**WHAT THE TASK ASKS**
Present every line in which the string "rendimento" appears.

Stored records
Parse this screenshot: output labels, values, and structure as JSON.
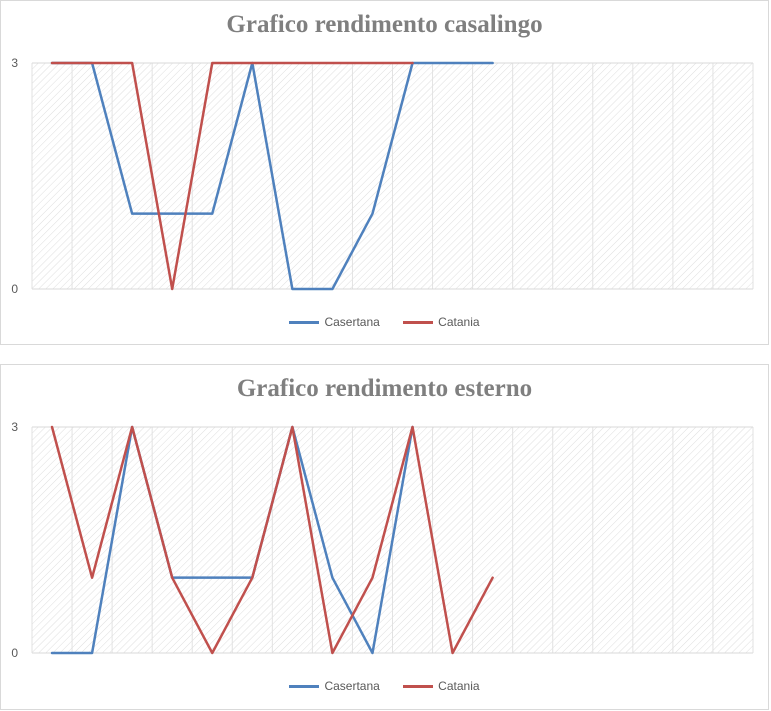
{
  "chart_data": [
    {
      "type": "line",
      "title": "Grafico rendimento casalingo",
      "ylim": [
        0,
        3
      ],
      "y_ticks": [
        "0",
        "3"
      ],
      "num_categories": 18,
      "grid": true,
      "legend_position": "bottom",
      "series": [
        {
          "name": "Casertana",
          "color": "#4f81bd",
          "values": [
            3,
            3,
            1,
            1,
            1,
            3,
            0,
            0,
            1,
            3,
            3,
            3
          ]
        },
        {
          "name": "Catania",
          "color": "#c0504d",
          "values": [
            3,
            3,
            3,
            0,
            3,
            3,
            3,
            3,
            3,
            3
          ]
        }
      ]
    },
    {
      "type": "line",
      "title": "Grafico rendimento esterno",
      "ylim": [
        0,
        3
      ],
      "y_ticks": [
        "0",
        "3"
      ],
      "num_categories": 18,
      "grid": true,
      "legend_position": "bottom",
      "series": [
        {
          "name": "Casertana",
          "color": "#4f81bd",
          "values": [
            0,
            0,
            3,
            1,
            1,
            1,
            3,
            1,
            0,
            3
          ]
        },
        {
          "name": "Catania",
          "color": "#c0504d",
          "values": [
            3,
            1,
            3,
            1,
            0,
            1,
            3,
            0,
            1,
            3,
            0,
            1
          ]
        }
      ]
    }
  ]
}
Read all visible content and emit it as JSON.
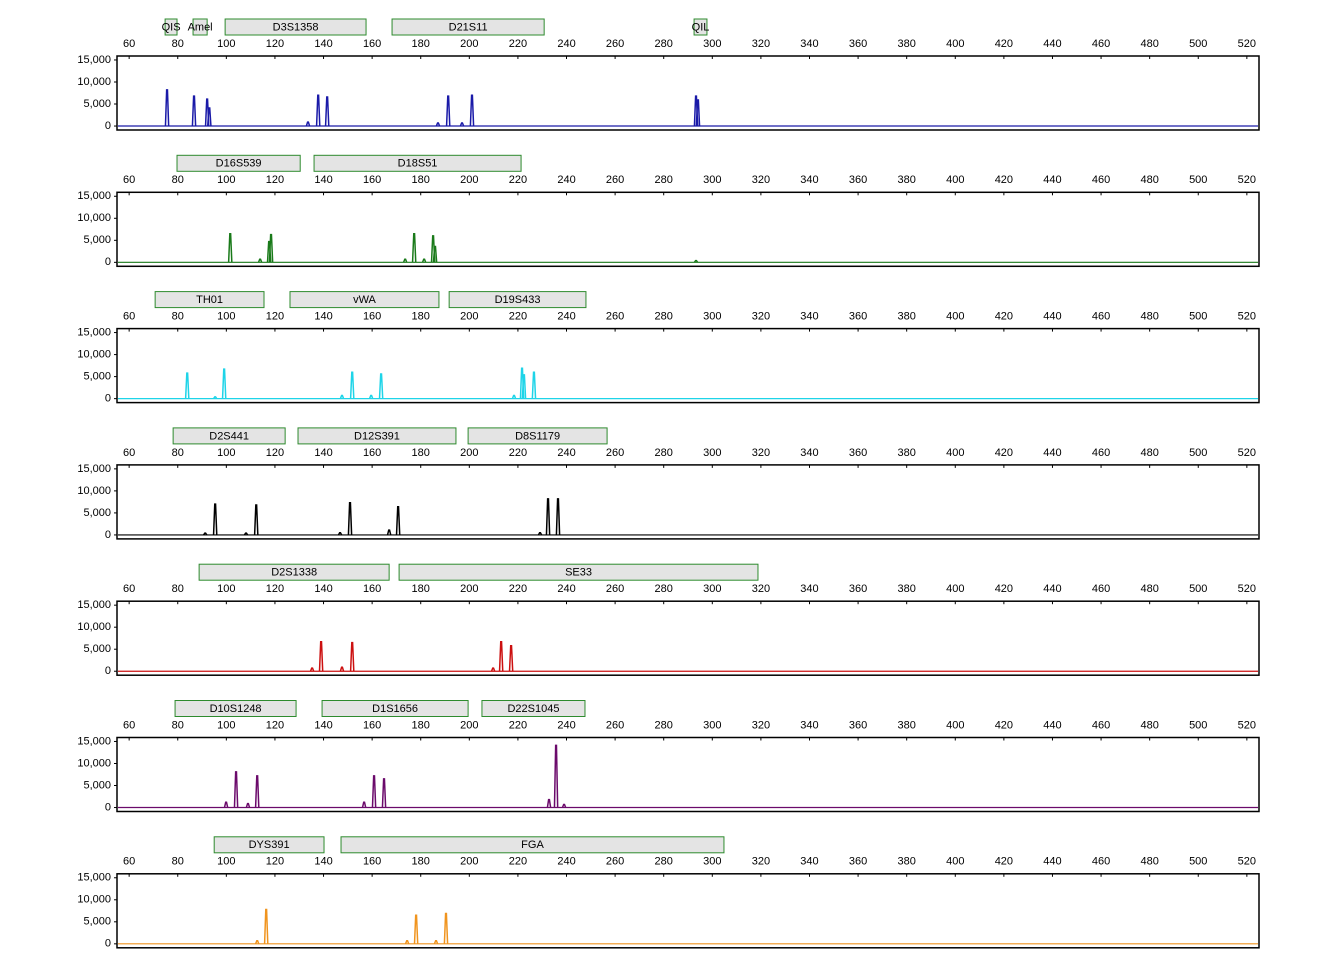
{
  "chart_data": [
    {
      "type": "line",
      "color": "#1a1aa8",
      "markers": [
        {
          "name": "QIS",
          "start": 74.8,
          "end": 79.7
        },
        {
          "name": "Amel",
          "start": 86.3,
          "end": 92.1
        },
        {
          "name": "D3S1358",
          "start": 99.5,
          "end": 157.5
        },
        {
          "name": "D21S11",
          "start": 168.2,
          "end": 230.8
        },
        {
          "name": "QIL",
          "start": 292.5,
          "end": 297.8
        }
      ],
      "x": [
        75.6,
        86.7,
        92.1,
        93.0,
        133.6,
        137.8,
        141.5,
        187.1,
        191.3,
        197.0,
        201.1,
        293.3,
        294.1
      ],
      "values": [
        8200,
        6800,
        6100,
        4100,
        900,
        7000,
        6600,
        700,
        6800,
        700,
        7000,
        6800,
        5900
      ],
      "xlim": [
        55,
        525
      ],
      "xticks": [
        60,
        80,
        100,
        120,
        140,
        160,
        180,
        200,
        220,
        240,
        260,
        280,
        300,
        320,
        340,
        360,
        380,
        400,
        420,
        440,
        460,
        480,
        500,
        520
      ],
      "ylim": [
        -900,
        15900
      ],
      "yticks": [
        0,
        {
          "value": 5000,
          "label": "5,000"
        },
        {
          "value": 10000,
          "label": "10,000"
        },
        {
          "value": 15000,
          "label": "15,000"
        }
      ]
    },
    {
      "type": "line",
      "color": "#1a7a1a",
      "markers": [
        {
          "name": "D16S539",
          "start": 79.7,
          "end": 130.4
        },
        {
          "name": "D18S51",
          "start": 136.1,
          "end": 221.3
        }
      ],
      "x": [
        101.6,
        113.9,
        117.6,
        118.4,
        173.6,
        177.3,
        181.4,
        185.1,
        185.9,
        293.3
      ],
      "values": [
        6500,
        700,
        4700,
        6300,
        700,
        6500,
        700,
        6000,
        3600,
        400
      ],
      "xlim": [
        55,
        525
      ],
      "xticks": [
        60,
        80,
        100,
        120,
        140,
        160,
        180,
        200,
        220,
        240,
        260,
        280,
        300,
        320,
        340,
        360,
        380,
        400,
        420,
        440,
        460,
        480,
        500,
        520
      ],
      "ylim": [
        -900,
        15900
      ],
      "yticks": [
        0,
        {
          "value": 5000,
          "label": "5,000"
        },
        {
          "value": 10000,
          "label": "10,000"
        },
        {
          "value": 15000,
          "label": "15,000"
        }
      ]
    },
    {
      "type": "line",
      "color": "#1ed4e8",
      "markers": [
        {
          "name": "TH01",
          "start": 70.7,
          "end": 115.5
        },
        {
          "name": "vWA",
          "start": 126.2,
          "end": 187.5
        },
        {
          "name": "D19S433",
          "start": 191.7,
          "end": 248.0
        }
      ],
      "x": [
        83.9,
        95.4,
        99.1,
        147.6,
        151.8,
        159.6,
        163.7,
        218.4,
        221.7,
        222.5,
        226.6
      ],
      "values": [
        5800,
        400,
        6700,
        700,
        6000,
        700,
        5600,
        700,
        6900,
        5400,
        6000
      ],
      "xlim": [
        55,
        525
      ],
      "xticks": [
        60,
        80,
        100,
        120,
        140,
        160,
        180,
        200,
        220,
        240,
        260,
        280,
        300,
        320,
        340,
        360,
        380,
        400,
        420,
        440,
        460,
        480,
        500,
        520
      ],
      "ylim": [
        -900,
        15900
      ],
      "yticks": [
        0,
        {
          "value": 5000,
          "label": "5,000"
        },
        {
          "value": 10000,
          "label": "10,000"
        },
        {
          "value": 15000,
          "label": "15,000"
        }
      ]
    },
    {
      "type": "line",
      "color": "#000000",
      "markers": [
        {
          "name": "D2S441",
          "start": 78.1,
          "end": 124.2
        },
        {
          "name": "D12S391",
          "start": 129.5,
          "end": 194.5
        },
        {
          "name": "D8S1179",
          "start": 199.5,
          "end": 256.7
        }
      ],
      "x": [
        91.3,
        95.4,
        108.1,
        112.3,
        146.8,
        150.9,
        167.0,
        170.7,
        229.1,
        232.4,
        236.5
      ],
      "values": [
        400,
        7000,
        400,
        6800,
        500,
        7300,
        1100,
        6400,
        500,
        8200,
        8200
      ],
      "xlim": [
        55,
        525
      ],
      "xticks": [
        60,
        80,
        100,
        120,
        140,
        160,
        180,
        200,
        220,
        240,
        260,
        280,
        300,
        320,
        340,
        360,
        380,
        400,
        420,
        440,
        460,
        480,
        500,
        520
      ],
      "ylim": [
        -900,
        15900
      ],
      "yticks": [
        0,
        {
          "value": 5000,
          "label": "5,000"
        },
        {
          "value": 10000,
          "label": "10,000"
        },
        {
          "value": 15000,
          "label": "15,000"
        }
      ]
    },
    {
      "type": "line",
      "color": "#cc1010",
      "markers": [
        {
          "name": "D2S1338",
          "start": 88.8,
          "end": 167.0
        },
        {
          "name": "SE33",
          "start": 171.1,
          "end": 318.8
        }
      ],
      "x": [
        135.3,
        139.0,
        147.6,
        151.8,
        209.8,
        213.1,
        217.2
      ],
      "values": [
        700,
        6700,
        900,
        6500,
        700,
        6700,
        5800
      ],
      "xlim": [
        55,
        525
      ],
      "xticks": [
        60,
        80,
        100,
        120,
        140,
        160,
        180,
        200,
        220,
        240,
        260,
        280,
        300,
        320,
        340,
        360,
        380,
        400,
        420,
        440,
        460,
        480,
        500,
        520
      ],
      "ylim": [
        -900,
        15900
      ],
      "yticks": [
        0,
        {
          "value": 5000,
          "label": "5,000"
        },
        {
          "value": 10000,
          "label": "10,000"
        },
        {
          "value": 15000,
          "label": "15,000"
        }
      ]
    },
    {
      "type": "line",
      "color": "#6b0a6b",
      "markers": [
        {
          "name": "D10S1248",
          "start": 78.9,
          "end": 128.7
        },
        {
          "name": "D1S1656",
          "start": 139.4,
          "end": 199.5
        },
        {
          "name": "D22S1045",
          "start": 205.2,
          "end": 247.6
        }
      ],
      "x": [
        99.9,
        104.0,
        108.9,
        112.7,
        156.7,
        160.8,
        164.9,
        232.8,
        235.7,
        239.0
      ],
      "values": [
        1200,
        8100,
        900,
        7200,
        1200,
        7200,
        6500,
        1800,
        14100,
        700
      ],
      "xlim": [
        55,
        525
      ],
      "xticks": [
        60,
        80,
        100,
        120,
        140,
        160,
        180,
        200,
        220,
        240,
        260,
        280,
        300,
        320,
        340,
        360,
        380,
        400,
        420,
        440,
        460,
        480,
        500,
        520
      ],
      "ylim": [
        -900,
        15900
      ],
      "yticks": [
        0,
        {
          "value": 5000,
          "label": "5,000"
        },
        {
          "value": 10000,
          "label": "10,000"
        },
        {
          "value": 15000,
          "label": "15,000"
        }
      ]
    },
    {
      "type": "line",
      "color": "#f0941e",
      "markers": [
        {
          "name": "DYS391",
          "start": 95.0,
          "end": 140.2
        },
        {
          "name": "FGA",
          "start": 147.2,
          "end": 304.8
        }
      ],
      "x": [
        112.7,
        116.4,
        174.4,
        178.1,
        186.3,
        190.4
      ],
      "values": [
        700,
        7800,
        700,
        6500,
        700,
        6900
      ],
      "xlim": [
        55,
        525
      ],
      "xticks": [
        60,
        80,
        100,
        120,
        140,
        160,
        180,
        200,
        220,
        240,
        260,
        280,
        300,
        320,
        340,
        360,
        380,
        400,
        420,
        440,
        460,
        480,
        500,
        520
      ],
      "ylim": [
        -900,
        15900
      ],
      "yticks": [
        0,
        {
          "value": 5000,
          "label": "5,000"
        },
        {
          "value": 10000,
          "label": "10,000"
        },
        {
          "value": 15000,
          "label": "15,000"
        }
      ]
    }
  ]
}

**ANSWER TO THE PROBLEM**
      "title": "Grafico rendimento casalingo",
      "title": "Grafico rendimento esterno",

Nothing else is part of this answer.